» **Directions for this task**
Copy the data exactly as it appears, and do not include any pictures.

» **Excerpted records**
◇ ◇ ◇ ◇
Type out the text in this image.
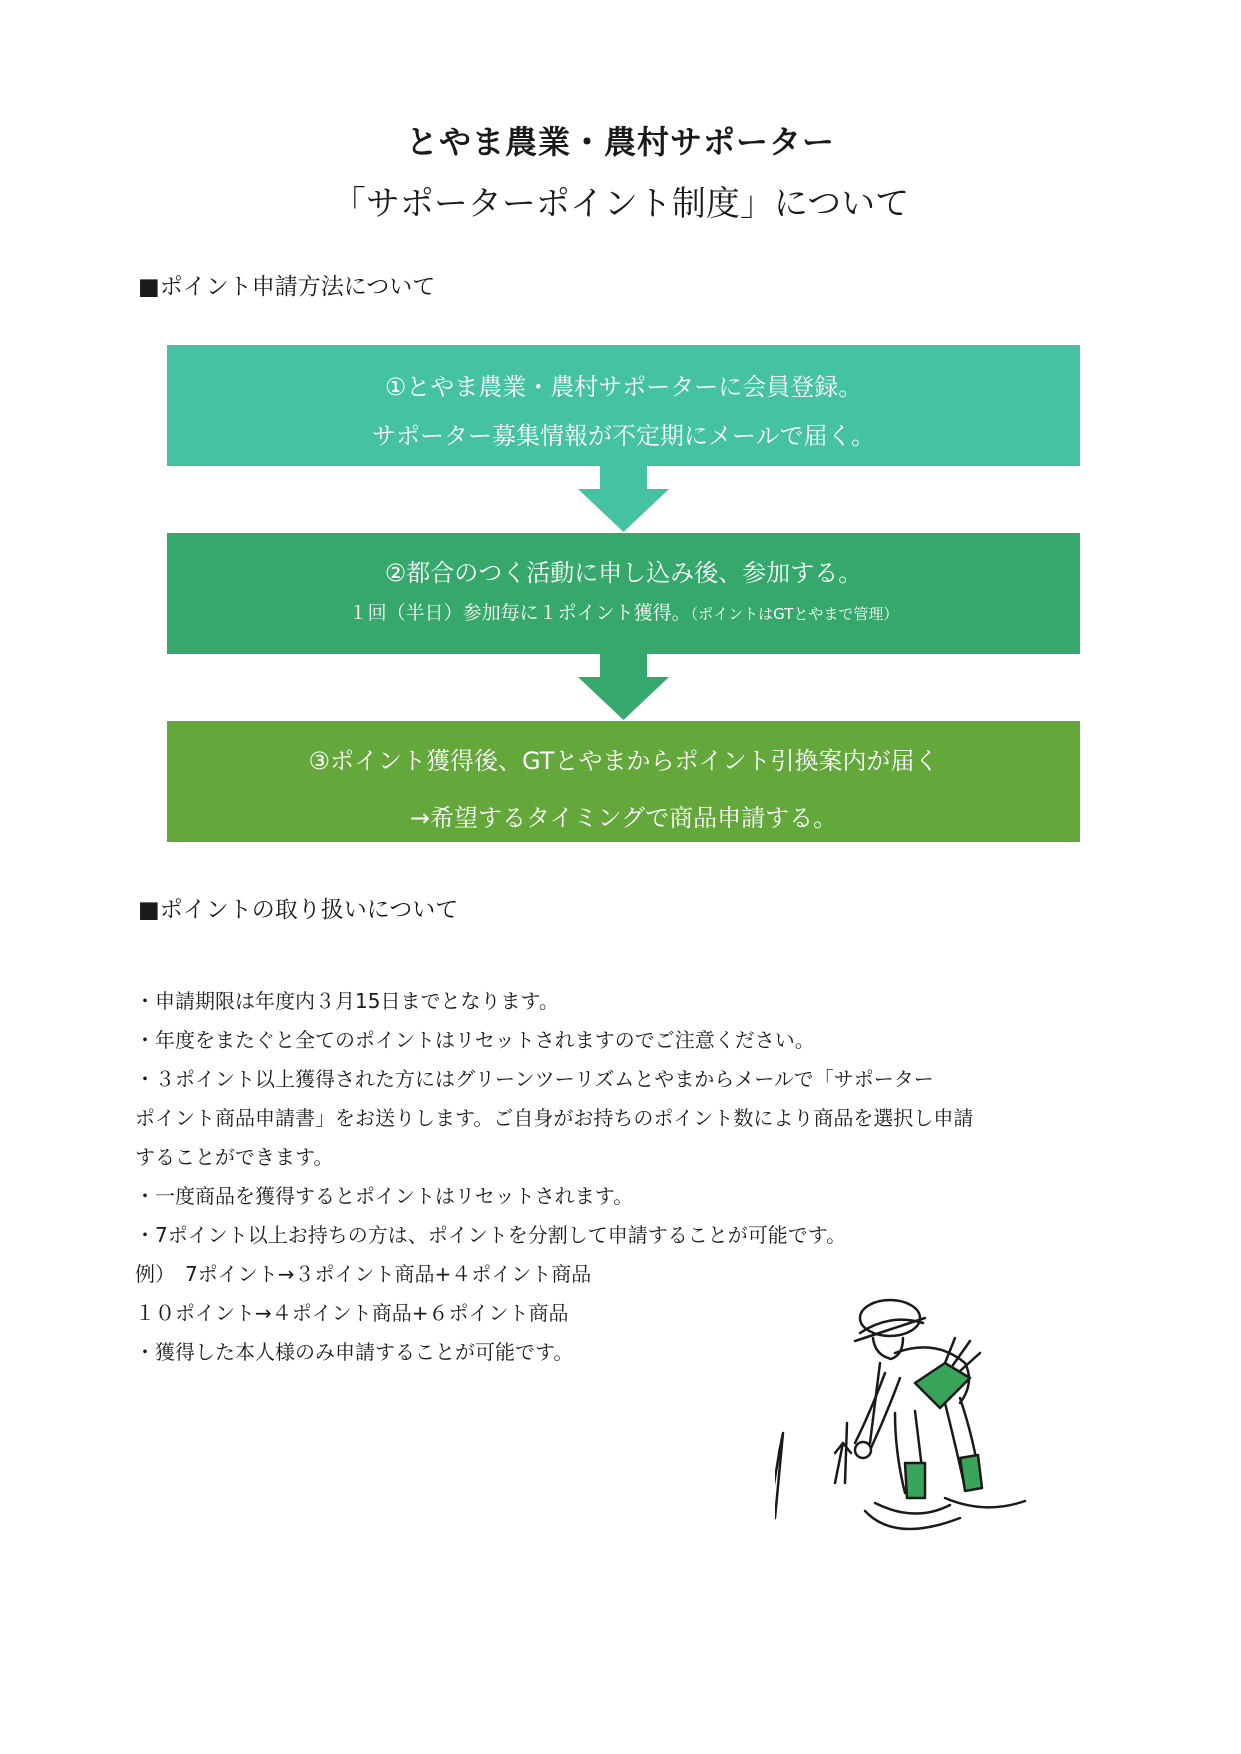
とやま農業・農村サポーター
「サポーターポイント制度」について
■ポイント申請方法について
①とやま農業・農村サポーターに会員登録。
サポーター募集情報が不定期にメールで届く。
②都合のつく活動に申し込み後、参加する。
１回（半日）参加毎に１ポイント獲得。（ポイントはGTとやまで管理）
③ポイント獲得後、GTとやまからポイント引換案内が届く
→希望するタイミングで商品申請する。
■ポイントの取り扱いについて
・申請期限は年度内３月15日までとなります。
・年度をまたぐと全てのポイントはリセットされますのでご注意ください。
・３ポイント以上獲得された方にはグリーンツーリズムとやまからメールで「サポーター
ポイント商品申請書」をお送りします。ご自身がお持ちのポイント数により商品を選択し申請
することができます。
・一度商品を獲得するとポイントはリセットされます。
・7ポイント以上お持ちの方は、ポイントを分割して申請することが可能です。
例）　7ポイント→３ポイント商品+４ポイント商品
１０ポイント→４ポイント商品+６ポイント商品
・獲得した本人様のみ申請することが可能です。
◇ ◇ ◇ ◇
» **Answer to this task**
Type out the text in this image.
とやま農業・農村サポーター
「サポーターポイント制度」について
■ポイント申請方法について
①とやま農業・農村サポーターに会員登録。
サポーター募集情報が不定期にメールで届く。
②都合のつく活動に申し込み後、参加する。
１回（半日）参加毎に１ポイント獲得。（ポイントはGTとやまで管理）
③ポイント獲得後、GTとやまからポイント引換案内が届く
→希望するタイミングで商品申請する。
■ポイントの取り扱いについて
・申請期限は年度内３月15日までとなります。
・年度をまたぐと全てのポイントはリセットされますのでご注意ください。
・３ポイント以上獲得された方にはグリーンツーリズムとやまからメールで「サポーター
ポイント商品申請書」をお送りします。ご自身がお持ちのポイント数により商品を選択し申請
することができます。
・一度商品を獲得するとポイントはリセットされます。
・7ポイント以上お持ちの方は、ポイントを分割して申請することが可能です。
例）　7ポイント→３ポイント商品+４ポイント商品
１０ポイント→４ポイント商品+６ポイント商品
・獲得した本人様のみ申請することが可能です。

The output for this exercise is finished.